#### Exercise prompt:
Lines that include "récents" make up the answer; copy all of them from the data below.

[Record excerpts — start]

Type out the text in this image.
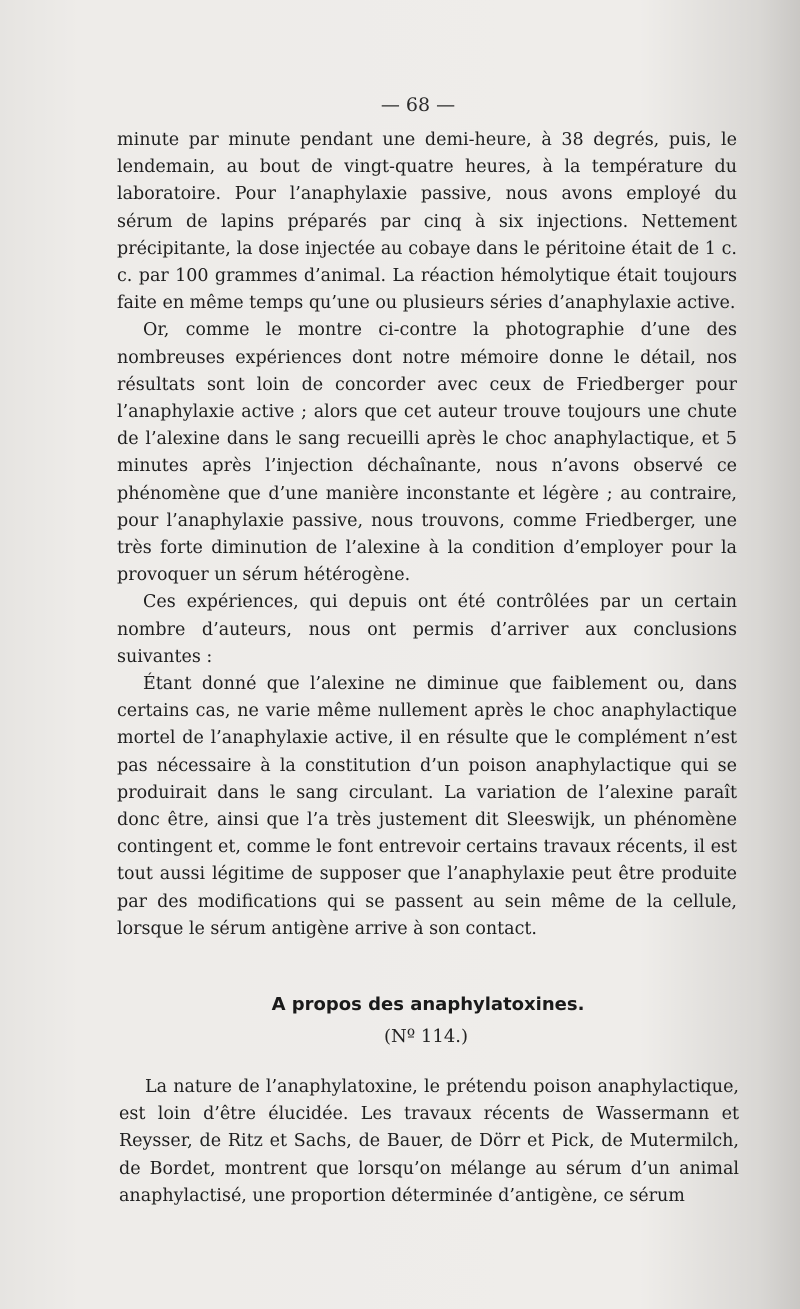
— 68 —

minute par minute pendant une demi-heure, à 38 degrés, puis, le lendemain, au bout de vingt-quatre heures, à la température du laboratoire. Pour l’anaphylaxie passive, nous avons employé du sérum de lapins préparés par cinq à six injections. Nettement précipitante, la dose injectée au cobaye dans le péritoine était de 1 c. c. par 100 grammes d’animal. La réaction hémolytique était toujours faite en même temps qu’une ou plusieurs séries d’anaphylaxie active.

Or, comme le montre ci-contre la photographie d’une des nombreuses expériences dont notre mémoire donne le détail, nos résultats sont loin de concorder avec ceux de Friedberger pour l’anaphylaxie active ; alors que cet auteur trouve toujours une chute de l’alexine dans le sang recueilli après le choc anaphylactique, et 5 minutes après l’injection déchaînante, nous n’avons observé ce phénomène que d’une manière inconstante et légère ; au contraire, pour l’anaphylaxie passive, nous trouvons, comme Friedberger, une très forte diminution de l’alexine à la condition d’employer pour la provoquer un sérum hétérogène.

Ces expériences, qui depuis ont été contrôlées par un certain nombre d’auteurs, nous ont permis d’arriver aux conclusions suivantes :

Étant donné que l’alexine ne diminue que faiblement ou, dans certains cas, ne varie même nullement après le choc anaphylactique mortel de l’anaphylaxie active, il en résulte que le complément n’est pas nécessaire à la constitution d’un poison anaphylactique qui se produirait dans le sang circulant. La variation de l’alexine paraît donc être, ainsi que l’a très justement dit Sleeswijk, un phénomène contingent et, comme le font entrevoir certains travaux récents, il est tout aussi légitime de supposer que l’anaphylaxie peut être produite par des modifications qui se passent au sein même de la cellule, lorsque le sérum antigène arrive à son contact.

A propos des anaphylatoxines.
(Nº 114.)

La nature de l’anaphylatoxine, le prétendu poison anaphylactique, est loin d’être élucidée. Les travaux récents de Wassermann et Reysser, de Ritz et Sachs, de Bauer, de Dörr et Pick, de Mutermilch, de Bordet, montrent que lorsqu’on mélange au sérum d’un animal anaphylactisé, une proportion déterminée d’antigène, ce sérum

[Record excerpts — finish]

#### Final answer:
Étant donné que l’alexine ne diminue que faiblement ou, dans certains cas, ne varie même nullement après le choc anaphylactique mortel de l’anaphylaxie active, il en résulte que le complément n’est pas nécessaire à la constitution d’un poison anaphylactique qui se produirait dans le sang circulant. La variation de l’alexine paraît donc être, ainsi que l’a très justement dit Sleeswijk, un phénomène contingent et, comme le font entrevoir certains travaux récents, il est tout aussi légitime de supposer que l’anaphylaxie peut être produite par des modifications qui se passent au sein même de la cellule, lorsque le sérum antigène arrive à son contact.
La nature de l’anaphylatoxine, le prétendu poison anaphylactique, est loin d’être élucidée. Les travaux récents de Wassermann et Reysser, de Ritz et Sachs, de Bauer, de Dörr et Pick, de Mutermilch, de Bordet, montrent que lorsqu’on mélange au sérum d’un animal anaphylactisé, une proportion déterminée d’antigène, ce sérum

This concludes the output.